> _SET PROBLEM_: In the data below, find every line that has the string "Microsoft", and copy it.
** BEGIN RECORDS FOR PROCESSING **
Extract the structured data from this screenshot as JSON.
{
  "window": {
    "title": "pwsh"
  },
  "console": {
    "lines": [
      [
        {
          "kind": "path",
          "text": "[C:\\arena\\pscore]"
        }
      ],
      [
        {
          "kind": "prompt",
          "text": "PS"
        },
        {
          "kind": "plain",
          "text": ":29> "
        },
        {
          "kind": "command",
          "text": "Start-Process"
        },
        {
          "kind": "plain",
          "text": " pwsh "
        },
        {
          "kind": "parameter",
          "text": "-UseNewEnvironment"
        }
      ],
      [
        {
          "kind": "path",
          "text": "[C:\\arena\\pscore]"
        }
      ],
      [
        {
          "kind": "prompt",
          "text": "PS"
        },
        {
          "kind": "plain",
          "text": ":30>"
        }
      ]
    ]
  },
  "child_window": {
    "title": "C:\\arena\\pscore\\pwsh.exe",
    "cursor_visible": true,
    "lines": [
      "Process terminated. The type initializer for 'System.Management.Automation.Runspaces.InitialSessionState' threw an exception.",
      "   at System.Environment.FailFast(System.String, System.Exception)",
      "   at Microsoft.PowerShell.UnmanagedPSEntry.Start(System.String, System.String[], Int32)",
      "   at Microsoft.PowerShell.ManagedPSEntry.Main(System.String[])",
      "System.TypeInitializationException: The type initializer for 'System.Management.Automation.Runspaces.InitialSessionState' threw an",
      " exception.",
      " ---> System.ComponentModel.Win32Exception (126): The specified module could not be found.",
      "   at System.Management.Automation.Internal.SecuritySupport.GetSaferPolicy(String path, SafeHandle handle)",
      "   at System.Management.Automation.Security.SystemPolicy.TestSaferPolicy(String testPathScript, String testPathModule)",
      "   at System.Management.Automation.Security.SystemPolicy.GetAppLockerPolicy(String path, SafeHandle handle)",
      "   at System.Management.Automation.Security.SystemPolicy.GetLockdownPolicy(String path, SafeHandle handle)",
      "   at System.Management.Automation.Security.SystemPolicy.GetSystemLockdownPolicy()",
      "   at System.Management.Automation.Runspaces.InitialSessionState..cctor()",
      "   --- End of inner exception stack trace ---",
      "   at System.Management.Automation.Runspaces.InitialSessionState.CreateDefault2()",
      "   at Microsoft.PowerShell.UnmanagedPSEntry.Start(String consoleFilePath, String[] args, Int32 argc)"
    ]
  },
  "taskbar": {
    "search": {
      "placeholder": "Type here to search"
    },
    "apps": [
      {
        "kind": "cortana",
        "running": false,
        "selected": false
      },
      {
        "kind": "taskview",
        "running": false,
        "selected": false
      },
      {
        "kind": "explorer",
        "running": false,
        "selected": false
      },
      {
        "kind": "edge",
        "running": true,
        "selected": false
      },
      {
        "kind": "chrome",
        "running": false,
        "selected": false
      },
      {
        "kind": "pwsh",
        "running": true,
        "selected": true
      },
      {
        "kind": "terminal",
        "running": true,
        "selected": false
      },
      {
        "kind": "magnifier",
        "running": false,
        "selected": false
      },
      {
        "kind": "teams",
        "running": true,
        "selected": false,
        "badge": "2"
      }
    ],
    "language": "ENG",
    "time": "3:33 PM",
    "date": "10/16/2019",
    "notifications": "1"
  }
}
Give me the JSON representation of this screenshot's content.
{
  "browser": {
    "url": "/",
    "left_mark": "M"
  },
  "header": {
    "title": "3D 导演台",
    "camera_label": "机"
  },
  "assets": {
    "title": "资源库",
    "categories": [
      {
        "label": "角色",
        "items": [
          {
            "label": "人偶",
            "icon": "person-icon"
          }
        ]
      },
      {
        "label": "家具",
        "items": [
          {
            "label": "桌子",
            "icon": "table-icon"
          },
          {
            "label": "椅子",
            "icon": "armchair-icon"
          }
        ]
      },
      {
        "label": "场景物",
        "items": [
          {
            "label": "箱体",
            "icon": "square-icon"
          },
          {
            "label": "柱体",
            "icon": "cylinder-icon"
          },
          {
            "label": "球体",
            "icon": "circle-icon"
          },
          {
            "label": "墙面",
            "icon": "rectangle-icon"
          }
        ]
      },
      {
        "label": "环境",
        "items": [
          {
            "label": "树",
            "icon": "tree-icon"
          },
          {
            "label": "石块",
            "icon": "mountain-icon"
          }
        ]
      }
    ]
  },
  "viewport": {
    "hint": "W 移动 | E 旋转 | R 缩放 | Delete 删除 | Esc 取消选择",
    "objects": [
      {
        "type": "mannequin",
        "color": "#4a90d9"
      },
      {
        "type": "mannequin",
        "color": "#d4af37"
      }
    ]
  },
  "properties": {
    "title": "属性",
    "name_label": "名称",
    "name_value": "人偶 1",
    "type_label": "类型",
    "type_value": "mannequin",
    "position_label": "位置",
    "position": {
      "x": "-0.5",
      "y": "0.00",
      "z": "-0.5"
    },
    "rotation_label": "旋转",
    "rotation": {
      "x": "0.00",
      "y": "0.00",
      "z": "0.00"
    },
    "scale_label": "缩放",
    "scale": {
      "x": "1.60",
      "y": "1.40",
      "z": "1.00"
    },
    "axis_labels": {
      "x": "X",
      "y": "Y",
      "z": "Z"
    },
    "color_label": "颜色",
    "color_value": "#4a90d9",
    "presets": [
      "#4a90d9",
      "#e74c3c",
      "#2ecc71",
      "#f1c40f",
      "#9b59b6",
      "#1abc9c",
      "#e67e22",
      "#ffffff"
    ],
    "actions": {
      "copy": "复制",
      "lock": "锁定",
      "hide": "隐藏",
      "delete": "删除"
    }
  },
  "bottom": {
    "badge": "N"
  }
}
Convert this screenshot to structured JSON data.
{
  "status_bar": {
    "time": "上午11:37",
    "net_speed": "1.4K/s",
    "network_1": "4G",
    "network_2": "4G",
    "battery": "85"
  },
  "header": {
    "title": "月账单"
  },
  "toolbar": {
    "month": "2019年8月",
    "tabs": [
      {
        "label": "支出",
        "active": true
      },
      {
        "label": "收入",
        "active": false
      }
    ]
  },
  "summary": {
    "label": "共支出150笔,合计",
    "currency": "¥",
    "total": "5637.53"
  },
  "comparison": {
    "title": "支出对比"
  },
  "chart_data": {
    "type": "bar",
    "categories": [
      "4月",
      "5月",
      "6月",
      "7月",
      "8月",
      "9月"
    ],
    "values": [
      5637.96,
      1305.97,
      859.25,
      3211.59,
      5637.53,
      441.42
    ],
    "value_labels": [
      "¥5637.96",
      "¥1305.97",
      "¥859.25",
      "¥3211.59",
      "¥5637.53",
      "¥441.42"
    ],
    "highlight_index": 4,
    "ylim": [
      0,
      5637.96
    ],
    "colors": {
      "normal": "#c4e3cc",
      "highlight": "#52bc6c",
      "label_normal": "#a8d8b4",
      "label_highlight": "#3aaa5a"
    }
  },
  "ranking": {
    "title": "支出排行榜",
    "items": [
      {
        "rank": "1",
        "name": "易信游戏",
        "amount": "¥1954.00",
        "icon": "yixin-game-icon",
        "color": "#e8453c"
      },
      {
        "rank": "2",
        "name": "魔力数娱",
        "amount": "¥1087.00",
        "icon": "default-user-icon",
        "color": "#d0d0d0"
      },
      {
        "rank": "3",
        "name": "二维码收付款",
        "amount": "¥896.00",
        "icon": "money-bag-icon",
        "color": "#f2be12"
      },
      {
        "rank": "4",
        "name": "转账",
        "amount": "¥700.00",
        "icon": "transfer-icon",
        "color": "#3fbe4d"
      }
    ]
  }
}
** END RECORDS FOR PROCESSING **
> _RIGHT ANSWER_:
      "   at Microsoft.PowerShell.UnmanagedPSEntry.Start(System.String, System.String[], Int32)",
      "   at Microsoft.PowerShell.ManagedPSEntry.Main(System.String[])",
      "   at Microsoft.PowerShell.UnmanagedPSEntry.Start(String consoleFilePath, String[] args, Int32 argc)"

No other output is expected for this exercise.